(Collected data)
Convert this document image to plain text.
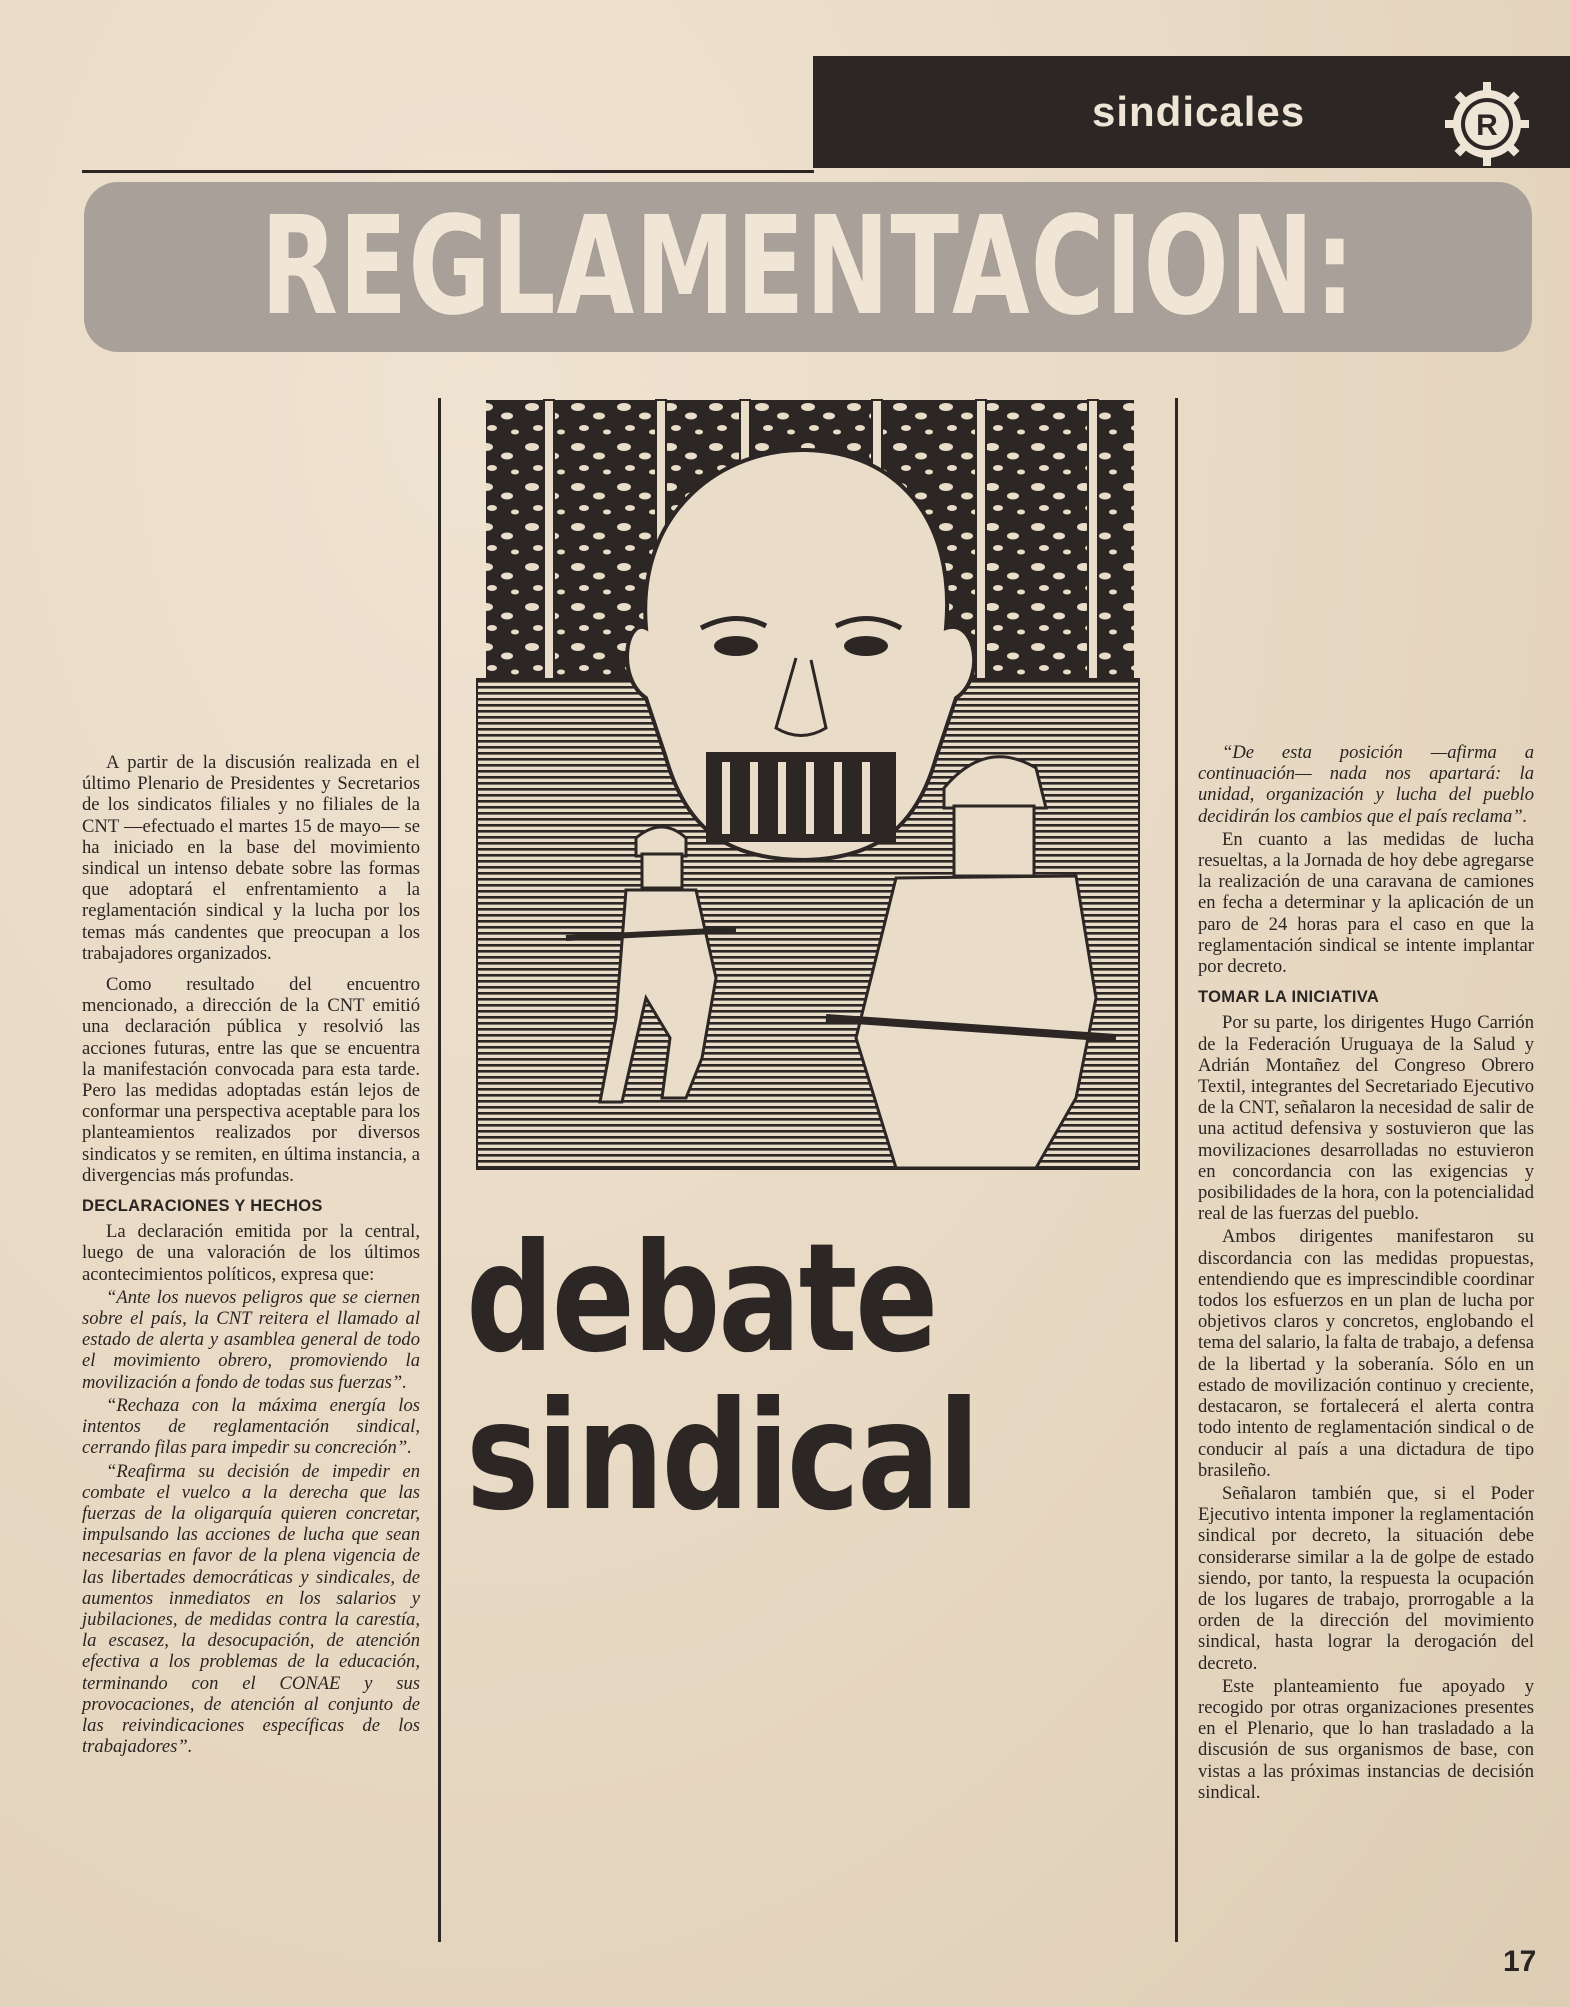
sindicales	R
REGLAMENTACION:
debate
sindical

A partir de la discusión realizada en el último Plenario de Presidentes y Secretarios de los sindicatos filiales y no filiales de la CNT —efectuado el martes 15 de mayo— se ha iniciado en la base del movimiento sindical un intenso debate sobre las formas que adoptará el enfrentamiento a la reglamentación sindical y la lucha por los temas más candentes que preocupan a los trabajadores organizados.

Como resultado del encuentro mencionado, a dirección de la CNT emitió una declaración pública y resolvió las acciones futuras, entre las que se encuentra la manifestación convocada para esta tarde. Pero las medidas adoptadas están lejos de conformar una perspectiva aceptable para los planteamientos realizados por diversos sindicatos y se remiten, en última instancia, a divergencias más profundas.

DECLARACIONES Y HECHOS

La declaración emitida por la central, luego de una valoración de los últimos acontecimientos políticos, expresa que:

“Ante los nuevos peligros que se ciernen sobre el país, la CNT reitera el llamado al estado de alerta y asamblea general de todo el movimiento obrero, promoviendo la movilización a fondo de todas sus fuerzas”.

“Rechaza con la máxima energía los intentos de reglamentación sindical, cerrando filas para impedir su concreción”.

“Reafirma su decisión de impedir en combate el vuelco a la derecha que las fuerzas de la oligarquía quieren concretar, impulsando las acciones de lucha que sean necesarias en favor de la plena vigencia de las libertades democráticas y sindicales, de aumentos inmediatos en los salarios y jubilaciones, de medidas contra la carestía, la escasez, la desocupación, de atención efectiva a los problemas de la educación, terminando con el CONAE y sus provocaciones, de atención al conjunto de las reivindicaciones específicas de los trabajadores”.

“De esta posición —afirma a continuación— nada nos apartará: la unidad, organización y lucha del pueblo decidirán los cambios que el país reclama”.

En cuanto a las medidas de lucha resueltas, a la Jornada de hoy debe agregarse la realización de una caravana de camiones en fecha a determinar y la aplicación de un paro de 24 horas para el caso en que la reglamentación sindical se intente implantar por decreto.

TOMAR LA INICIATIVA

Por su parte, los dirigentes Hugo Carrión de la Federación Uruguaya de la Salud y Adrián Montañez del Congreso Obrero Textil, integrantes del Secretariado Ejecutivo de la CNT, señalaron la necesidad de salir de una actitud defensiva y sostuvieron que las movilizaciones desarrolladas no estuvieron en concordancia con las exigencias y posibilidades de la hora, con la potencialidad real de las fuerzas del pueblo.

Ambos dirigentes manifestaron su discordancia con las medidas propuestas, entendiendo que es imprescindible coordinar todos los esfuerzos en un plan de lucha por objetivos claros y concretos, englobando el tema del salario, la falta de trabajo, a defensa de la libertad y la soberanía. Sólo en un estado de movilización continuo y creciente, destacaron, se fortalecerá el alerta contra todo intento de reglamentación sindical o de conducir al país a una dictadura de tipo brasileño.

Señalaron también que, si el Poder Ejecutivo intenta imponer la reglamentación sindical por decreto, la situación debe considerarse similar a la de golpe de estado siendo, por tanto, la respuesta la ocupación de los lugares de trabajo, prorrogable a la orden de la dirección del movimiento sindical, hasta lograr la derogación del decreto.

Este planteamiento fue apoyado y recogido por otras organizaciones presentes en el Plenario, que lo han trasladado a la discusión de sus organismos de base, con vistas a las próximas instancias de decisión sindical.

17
==
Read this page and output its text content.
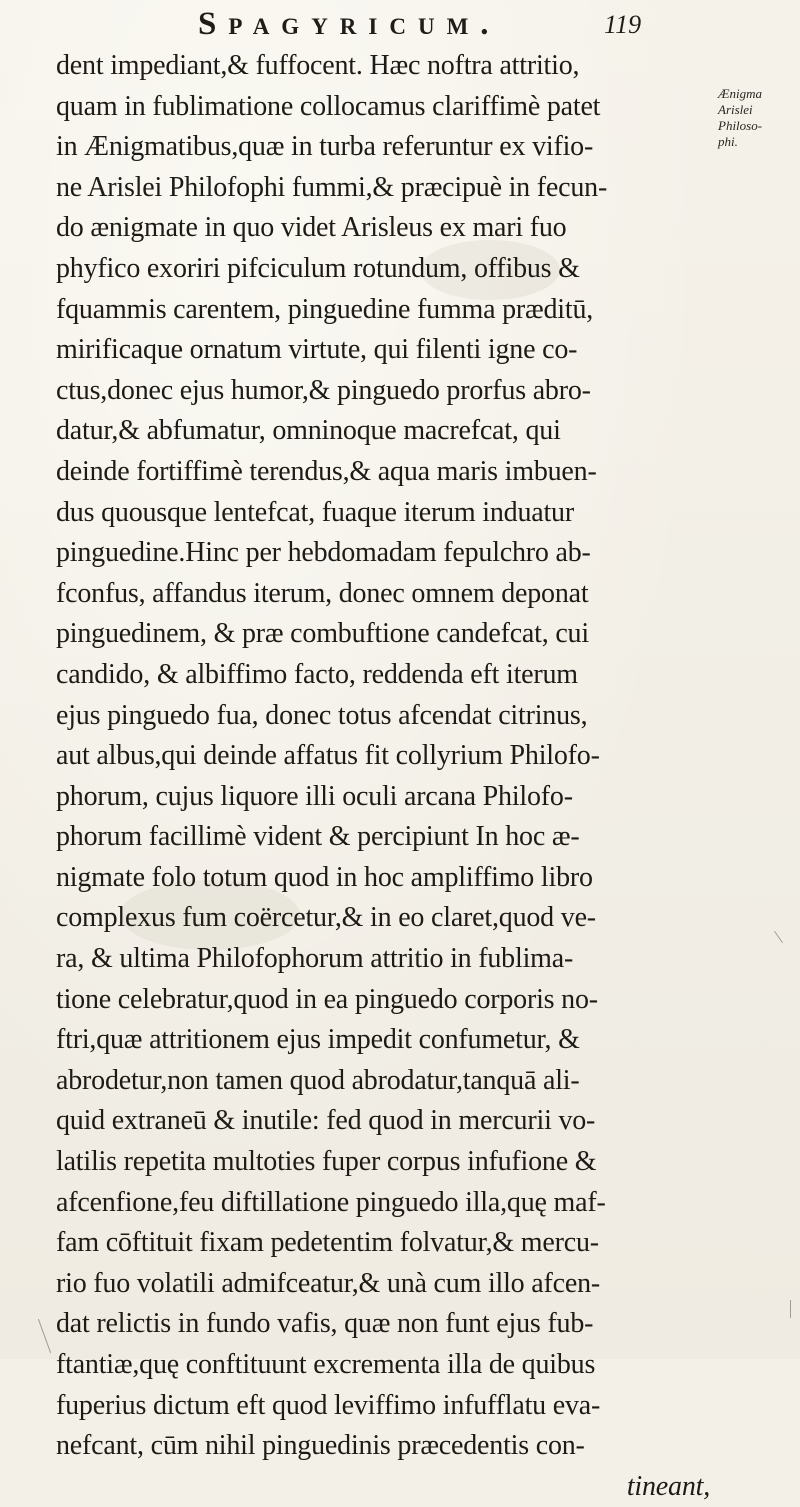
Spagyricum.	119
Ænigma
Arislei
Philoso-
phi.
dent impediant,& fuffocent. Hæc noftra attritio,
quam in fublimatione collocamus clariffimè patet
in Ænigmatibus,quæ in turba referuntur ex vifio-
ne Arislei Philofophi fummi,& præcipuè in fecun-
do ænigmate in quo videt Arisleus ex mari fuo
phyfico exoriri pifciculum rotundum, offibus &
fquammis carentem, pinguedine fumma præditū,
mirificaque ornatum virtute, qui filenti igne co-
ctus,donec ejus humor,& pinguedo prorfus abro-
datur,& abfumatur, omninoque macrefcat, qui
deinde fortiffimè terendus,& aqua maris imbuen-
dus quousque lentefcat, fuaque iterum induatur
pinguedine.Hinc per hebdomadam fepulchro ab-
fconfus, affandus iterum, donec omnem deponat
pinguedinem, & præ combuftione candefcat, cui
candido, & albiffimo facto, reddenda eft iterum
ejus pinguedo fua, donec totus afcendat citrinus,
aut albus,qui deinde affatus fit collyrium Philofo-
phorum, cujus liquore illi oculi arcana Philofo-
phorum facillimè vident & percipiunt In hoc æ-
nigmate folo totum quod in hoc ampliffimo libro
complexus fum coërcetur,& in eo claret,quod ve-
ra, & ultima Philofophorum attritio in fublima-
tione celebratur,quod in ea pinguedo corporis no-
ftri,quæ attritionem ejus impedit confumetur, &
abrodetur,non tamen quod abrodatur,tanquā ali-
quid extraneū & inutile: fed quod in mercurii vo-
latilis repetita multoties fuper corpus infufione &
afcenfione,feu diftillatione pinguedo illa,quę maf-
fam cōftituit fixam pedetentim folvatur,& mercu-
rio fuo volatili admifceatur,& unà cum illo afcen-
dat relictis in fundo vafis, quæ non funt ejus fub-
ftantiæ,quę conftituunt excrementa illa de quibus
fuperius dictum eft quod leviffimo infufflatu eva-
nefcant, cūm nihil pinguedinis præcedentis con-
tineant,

__Exercise details__: Say how many lines of the listing above contain "base", with no other words.

__Answer to the exercise__: 2